[Stored dataset items]
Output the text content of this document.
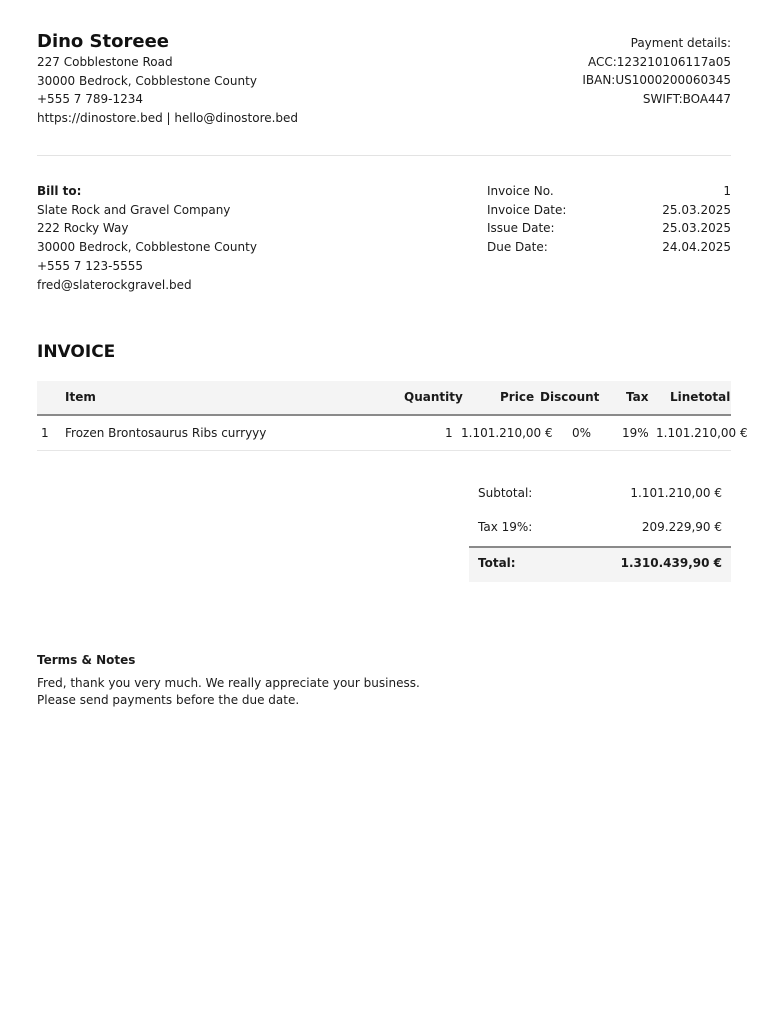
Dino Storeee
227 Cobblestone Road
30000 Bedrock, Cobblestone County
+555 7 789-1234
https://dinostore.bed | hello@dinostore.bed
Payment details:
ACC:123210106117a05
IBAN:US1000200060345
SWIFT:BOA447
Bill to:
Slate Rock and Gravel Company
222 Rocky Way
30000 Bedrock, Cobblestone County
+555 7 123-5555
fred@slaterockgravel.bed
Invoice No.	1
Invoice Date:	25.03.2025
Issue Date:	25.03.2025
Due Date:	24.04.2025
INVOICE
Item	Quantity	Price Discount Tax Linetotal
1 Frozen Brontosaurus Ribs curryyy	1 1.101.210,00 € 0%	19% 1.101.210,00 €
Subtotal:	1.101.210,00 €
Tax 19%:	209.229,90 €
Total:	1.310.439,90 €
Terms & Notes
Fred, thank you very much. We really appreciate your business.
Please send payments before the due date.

==

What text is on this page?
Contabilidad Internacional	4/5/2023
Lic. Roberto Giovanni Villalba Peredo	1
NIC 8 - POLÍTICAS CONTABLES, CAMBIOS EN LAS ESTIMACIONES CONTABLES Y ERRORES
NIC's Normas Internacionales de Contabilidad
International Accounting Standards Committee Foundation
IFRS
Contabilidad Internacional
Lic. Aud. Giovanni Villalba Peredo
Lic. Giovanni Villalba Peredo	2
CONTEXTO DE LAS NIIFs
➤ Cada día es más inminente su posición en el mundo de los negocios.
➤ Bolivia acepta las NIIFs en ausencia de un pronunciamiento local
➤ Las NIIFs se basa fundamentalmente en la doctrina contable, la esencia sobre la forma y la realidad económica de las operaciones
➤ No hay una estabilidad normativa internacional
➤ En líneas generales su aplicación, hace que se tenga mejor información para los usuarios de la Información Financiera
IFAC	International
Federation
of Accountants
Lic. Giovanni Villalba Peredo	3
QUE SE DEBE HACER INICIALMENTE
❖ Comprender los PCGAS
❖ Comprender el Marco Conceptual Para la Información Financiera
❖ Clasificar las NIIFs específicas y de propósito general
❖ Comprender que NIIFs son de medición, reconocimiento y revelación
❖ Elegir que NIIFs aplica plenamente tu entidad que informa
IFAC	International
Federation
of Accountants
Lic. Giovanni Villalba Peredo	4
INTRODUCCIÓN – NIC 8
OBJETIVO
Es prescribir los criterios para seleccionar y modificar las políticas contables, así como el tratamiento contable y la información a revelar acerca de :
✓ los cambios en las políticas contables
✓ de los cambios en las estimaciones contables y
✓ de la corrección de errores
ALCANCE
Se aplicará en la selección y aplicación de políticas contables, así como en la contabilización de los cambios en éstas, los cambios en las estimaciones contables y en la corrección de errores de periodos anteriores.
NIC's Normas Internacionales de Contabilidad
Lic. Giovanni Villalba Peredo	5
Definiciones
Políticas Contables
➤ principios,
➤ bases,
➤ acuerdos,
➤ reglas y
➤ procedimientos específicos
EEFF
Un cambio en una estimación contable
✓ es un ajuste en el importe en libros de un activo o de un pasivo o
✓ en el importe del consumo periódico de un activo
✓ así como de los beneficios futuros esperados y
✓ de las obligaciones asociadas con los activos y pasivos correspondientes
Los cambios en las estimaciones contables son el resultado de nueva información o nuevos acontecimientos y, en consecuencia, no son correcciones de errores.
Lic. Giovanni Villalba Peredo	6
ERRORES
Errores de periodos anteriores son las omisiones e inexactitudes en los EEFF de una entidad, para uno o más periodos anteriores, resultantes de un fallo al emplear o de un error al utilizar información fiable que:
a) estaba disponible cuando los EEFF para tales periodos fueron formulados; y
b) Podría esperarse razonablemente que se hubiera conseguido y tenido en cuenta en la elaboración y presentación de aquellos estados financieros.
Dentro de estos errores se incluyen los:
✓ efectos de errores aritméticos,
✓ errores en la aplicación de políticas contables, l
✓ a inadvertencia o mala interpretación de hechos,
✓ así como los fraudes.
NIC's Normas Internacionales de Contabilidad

REQUIRED WORK
Search the listing for the string "Villalba". Copy each line where it turns up.

ANSWER TO THE PROBLEM
Lic. Roberto Giovanni Villalba Peredo	1
Lic. Aud. Giovanni Villalba Peredo
Lic. Giovanni Villalba Peredo	2
Lic. Giovanni Villalba Peredo	3
Lic. Giovanni Villalba Peredo	4
Lic. Giovanni Villalba Peredo	5
Lic. Giovanni Villalba Peredo	6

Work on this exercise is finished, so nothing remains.